» **Work to do**:
Everything in the listing except the pictures should be written out exactly.
══════════
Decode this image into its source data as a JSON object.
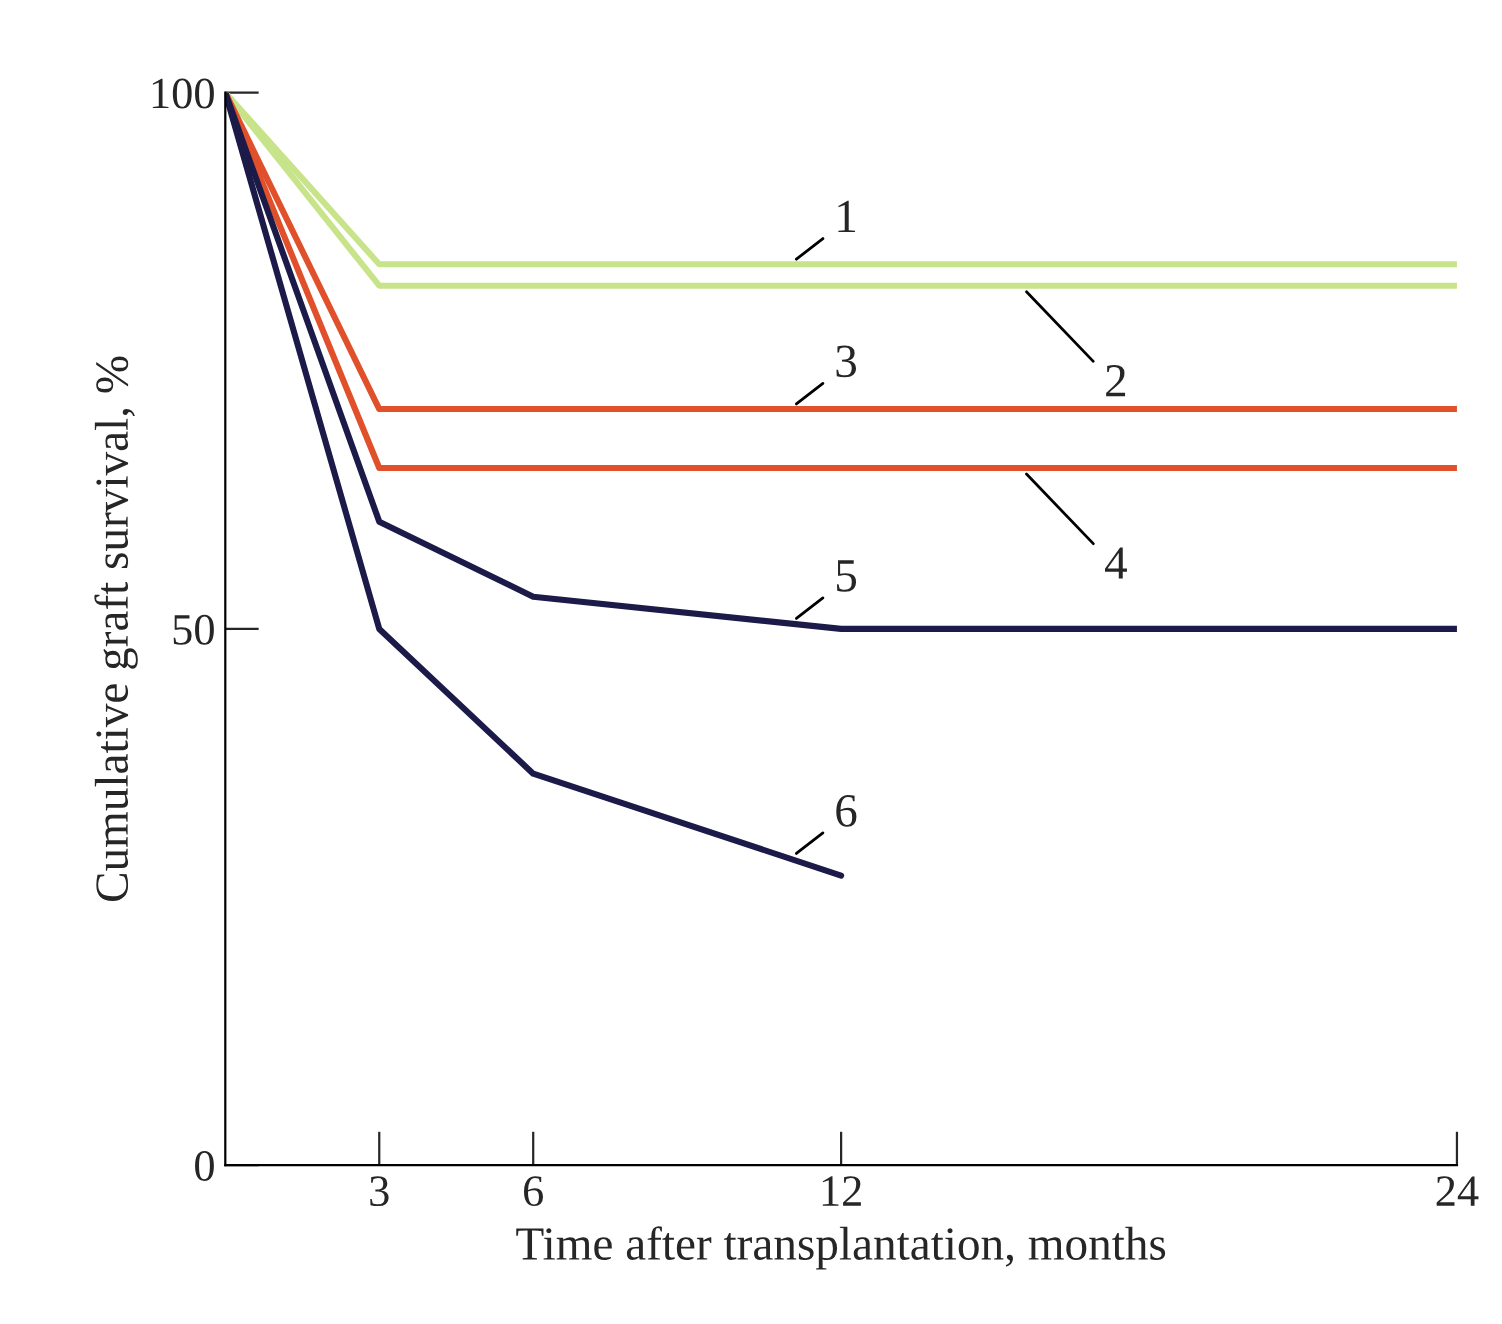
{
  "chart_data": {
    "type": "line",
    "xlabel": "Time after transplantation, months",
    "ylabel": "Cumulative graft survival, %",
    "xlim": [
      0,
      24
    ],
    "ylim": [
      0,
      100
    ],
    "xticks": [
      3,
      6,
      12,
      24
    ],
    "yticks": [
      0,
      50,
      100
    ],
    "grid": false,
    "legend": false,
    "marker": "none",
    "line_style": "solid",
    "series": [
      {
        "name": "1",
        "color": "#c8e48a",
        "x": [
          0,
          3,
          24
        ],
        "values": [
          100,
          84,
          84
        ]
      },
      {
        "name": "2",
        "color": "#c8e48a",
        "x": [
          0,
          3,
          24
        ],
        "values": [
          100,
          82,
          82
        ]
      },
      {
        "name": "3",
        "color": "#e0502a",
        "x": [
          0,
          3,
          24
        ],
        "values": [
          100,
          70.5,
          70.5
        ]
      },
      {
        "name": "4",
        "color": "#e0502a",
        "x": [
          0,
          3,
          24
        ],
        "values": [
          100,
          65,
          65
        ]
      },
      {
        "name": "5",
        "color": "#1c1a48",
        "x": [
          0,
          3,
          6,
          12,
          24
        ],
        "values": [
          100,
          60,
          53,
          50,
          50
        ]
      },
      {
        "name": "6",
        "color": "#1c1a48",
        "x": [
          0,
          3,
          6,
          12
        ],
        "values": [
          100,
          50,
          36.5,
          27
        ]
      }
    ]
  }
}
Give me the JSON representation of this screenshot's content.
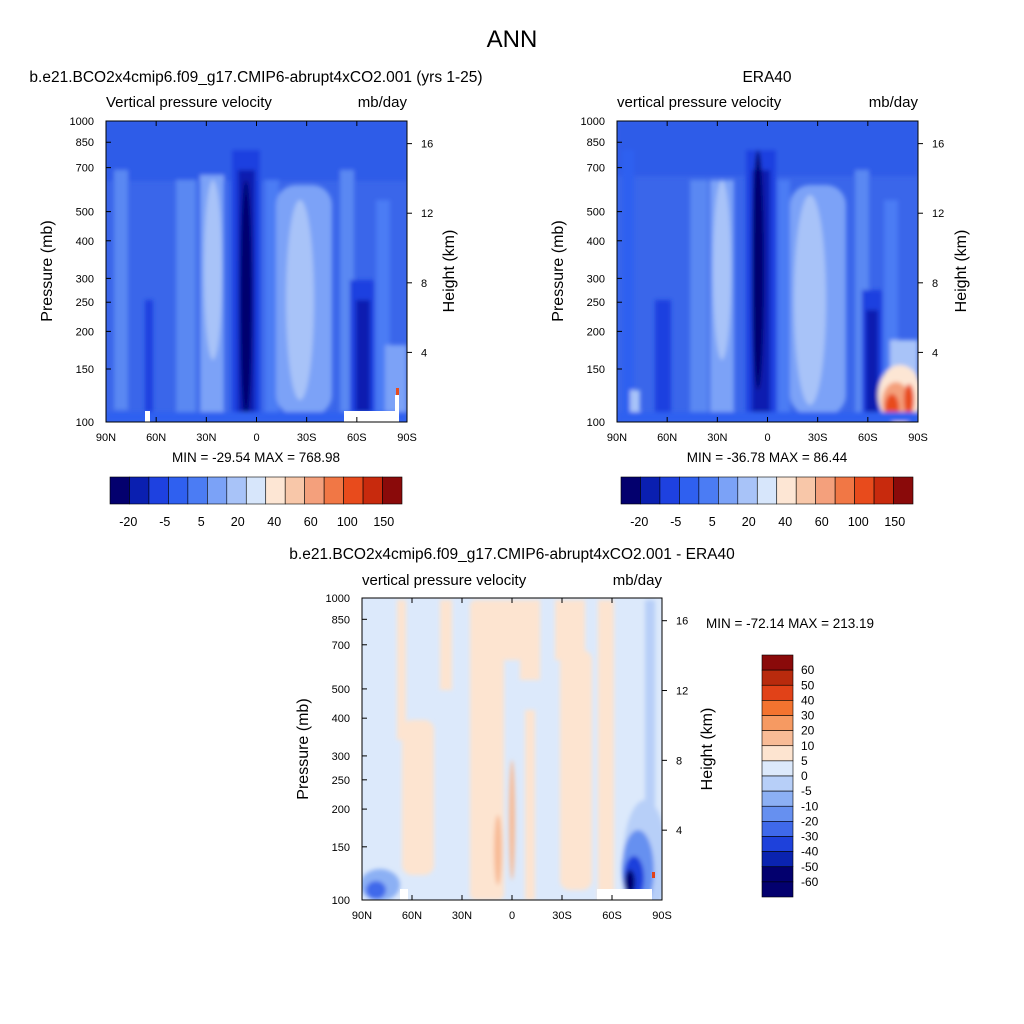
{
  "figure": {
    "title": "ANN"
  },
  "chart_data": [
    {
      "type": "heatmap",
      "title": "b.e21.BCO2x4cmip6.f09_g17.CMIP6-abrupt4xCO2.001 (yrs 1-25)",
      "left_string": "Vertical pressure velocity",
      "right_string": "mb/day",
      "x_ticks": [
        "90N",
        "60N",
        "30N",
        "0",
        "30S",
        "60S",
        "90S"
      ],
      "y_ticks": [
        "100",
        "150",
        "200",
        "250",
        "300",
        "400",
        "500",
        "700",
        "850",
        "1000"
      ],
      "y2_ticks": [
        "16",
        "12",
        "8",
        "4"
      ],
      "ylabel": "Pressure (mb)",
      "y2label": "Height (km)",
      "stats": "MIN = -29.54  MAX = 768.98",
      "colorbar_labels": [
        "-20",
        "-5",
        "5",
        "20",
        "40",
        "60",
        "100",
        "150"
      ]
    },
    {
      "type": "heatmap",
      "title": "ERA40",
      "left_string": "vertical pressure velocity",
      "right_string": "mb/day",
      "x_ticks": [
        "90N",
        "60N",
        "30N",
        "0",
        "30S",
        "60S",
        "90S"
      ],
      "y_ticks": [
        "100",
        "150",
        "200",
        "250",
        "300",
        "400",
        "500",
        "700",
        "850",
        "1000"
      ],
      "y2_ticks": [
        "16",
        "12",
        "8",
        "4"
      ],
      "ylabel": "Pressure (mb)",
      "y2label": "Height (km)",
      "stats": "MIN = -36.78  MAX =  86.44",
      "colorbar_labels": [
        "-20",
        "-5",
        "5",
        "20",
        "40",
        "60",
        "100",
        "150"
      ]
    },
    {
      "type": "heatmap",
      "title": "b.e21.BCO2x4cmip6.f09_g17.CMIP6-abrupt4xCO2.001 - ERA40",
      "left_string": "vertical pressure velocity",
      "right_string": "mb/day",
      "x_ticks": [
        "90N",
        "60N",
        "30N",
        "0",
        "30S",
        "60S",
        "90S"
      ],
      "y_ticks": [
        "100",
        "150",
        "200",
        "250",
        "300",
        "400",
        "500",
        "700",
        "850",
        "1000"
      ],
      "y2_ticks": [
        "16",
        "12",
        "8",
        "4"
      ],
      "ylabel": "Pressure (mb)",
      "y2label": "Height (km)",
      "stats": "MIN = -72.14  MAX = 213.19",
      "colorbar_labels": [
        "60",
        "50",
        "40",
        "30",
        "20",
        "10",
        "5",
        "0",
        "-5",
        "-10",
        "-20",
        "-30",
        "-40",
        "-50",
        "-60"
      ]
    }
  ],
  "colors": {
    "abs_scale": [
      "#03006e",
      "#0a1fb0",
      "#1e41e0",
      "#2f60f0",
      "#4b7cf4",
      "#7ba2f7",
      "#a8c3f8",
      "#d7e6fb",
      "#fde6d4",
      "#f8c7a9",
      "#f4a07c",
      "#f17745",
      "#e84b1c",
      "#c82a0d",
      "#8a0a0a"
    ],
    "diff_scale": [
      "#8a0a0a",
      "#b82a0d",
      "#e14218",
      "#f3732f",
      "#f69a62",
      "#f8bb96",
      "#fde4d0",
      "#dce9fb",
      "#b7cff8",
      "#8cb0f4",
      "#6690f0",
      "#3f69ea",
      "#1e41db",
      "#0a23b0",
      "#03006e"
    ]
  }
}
══════════
» **Written answer**:
Decode this image into its source data as a JSON object.
{
  "chart_data": {
    "type": "line",
    "xlabel": "Time after transplantation, months",
    "ylabel": "Cumulative graft survival, %",
    "xlim": [
      0,
      24
    ],
    "ylim": [
      0,
      100
    ],
    "xticks": [
      3,
      6,
      12,
      24
    ],
    "yticks": [
      0,
      50,
      100
    ],
    "grid": false,
    "legend": false,
    "marker": "none",
    "line_style": "solid",
    "series": [
      {
        "name": "1",
        "color": "#c8e48a",
        "x": [
          0,
          3,
          24
        ],
        "values": [
          100,
          84,
          84
        ]
      },
      {
        "name": "2",
        "color": "#c8e48a",
        "x": [
          0,
          3,
          24
        ],
        "values": [
          100,
          82,
          82
        ]
      },
      {
        "name": "3",
        "color": "#e0502a",
        "x": [
          0,
          3,
          24
        ],
        "values": [
          100,
          70.5,
          70.5
        ]
      },
      {
        "name": "4",
        "color": "#e0502a",
        "x": [
          0,
          3,
          24
        ],
        "values": [
          100,
          65,
          65
        ]
      },
      {
        "name": "5",
        "color": "#1c1a48",
        "x": [
          0,
          3,
          6,
          12,
          24
        ],
        "values": [
          100,
          60,
          53,
          50,
          50
        ]
      },
      {
        "name": "6",
        "color": "#1c1a48",
        "x": [
          0,
          3,
          6,
          12
        ],
        "values": [
          100,
          50,
          36.5,
          27
        ]
      }
    ]
  }
}
Give me the JSON representation of this screenshot's content.
{
  "figure": {
    "title": "ANN"
  },
  "chart_data": [
    {
      "type": "heatmap",
      "title": "b.e21.BCO2x4cmip6.f09_g17.CMIP6-abrupt4xCO2.001 (yrs 1-25)",
      "left_string": "Vertical pressure velocity",
      "right_string": "mb/day",
      "x_ticks": [
        "90N",
        "60N",
        "30N",
        "0",
        "30S",
        "60S",
        "90S"
      ],
      "y_ticks": [
        "100",
        "150",
        "200",
        "250",
        "300",
        "400",
        "500",
        "700",
        "850",
        "1000"
      ],
      "y2_ticks": [
        "16",
        "12",
        "8",
        "4"
      ],
      "ylabel": "Pressure (mb)",
      "y2label": "Height (km)",
      "stats": "MIN = -29.54  MAX = 768.98",
      "colorbar_labels": [
        "-20",
        "-5",
        "5",
        "20",
        "40",
        "60",
        "100",
        "150"
      ]
    },
    {
      "type": "heatmap",
      "title": "ERA40",
      "left_string": "vertical pressure velocity",
      "right_string": "mb/day",
      "x_ticks": [
        "90N",
        "60N",
        "30N",
        "0",
        "30S",
        "60S",
        "90S"
      ],
      "y_ticks": [
        "100",
        "150",
        "200",
        "250",
        "300",
        "400",
        "500",
        "700",
        "850",
        "1000"
      ],
      "y2_ticks": [
        "16",
        "12",
        "8",
        "4"
      ],
      "ylabel": "Pressure (mb)",
      "y2label": "Height (km)",
      "stats": "MIN = -36.78  MAX =  86.44",
      "colorbar_labels": [
        "-20",
        "-5",
        "5",
        "20",
        "40",
        "60",
        "100",
        "150"
      ]
    },
    {
      "type": "heatmap",
      "title": "b.e21.BCO2x4cmip6.f09_g17.CMIP6-abrupt4xCO2.001 - ERA40",
      "left_string": "vertical pressure velocity",
      "right_string": "mb/day",
      "x_ticks": [
        "90N",
        "60N",
        "30N",
        "0",
        "30S",
        "60S",
        "90S"
      ],
      "y_ticks": [
        "100",
        "150",
        "200",
        "250",
        "300",
        "400",
        "500",
        "700",
        "850",
        "1000"
      ],
      "y2_ticks": [
        "16",
        "12",
        "8",
        "4"
      ],
      "ylabel": "Pressure (mb)",
      "y2label": "Height (km)",
      "stats": "MIN = -72.14  MAX = 213.19",
      "colorbar_labels": [
        "60",
        "50",
        "40",
        "30",
        "20",
        "10",
        "5",
        "0",
        "-5",
        "-10",
        "-20",
        "-30",
        "-40",
        "-50",
        "-60"
      ]
    }
  ],
  "colors": {
    "abs_scale": [
      "#03006e",
      "#0a1fb0",
      "#1e41e0",
      "#2f60f0",
      "#4b7cf4",
      "#7ba2f7",
      "#a8c3f8",
      "#d7e6fb",
      "#fde6d4",
      "#f8c7a9",
      "#f4a07c",
      "#f17745",
      "#e84b1c",
      "#c82a0d",
      "#8a0a0a"
    ],
    "diff_scale": [
      "#8a0a0a",
      "#b82a0d",
      "#e14218",
      "#f3732f",
      "#f69a62",
      "#f8bb96",
      "#fde4d0",
      "#dce9fb",
      "#b7cff8",
      "#8cb0f4",
      "#6690f0",
      "#3f69ea",
      "#1e41db",
      "#0a23b0",
      "#03006e"
    ]
  }
}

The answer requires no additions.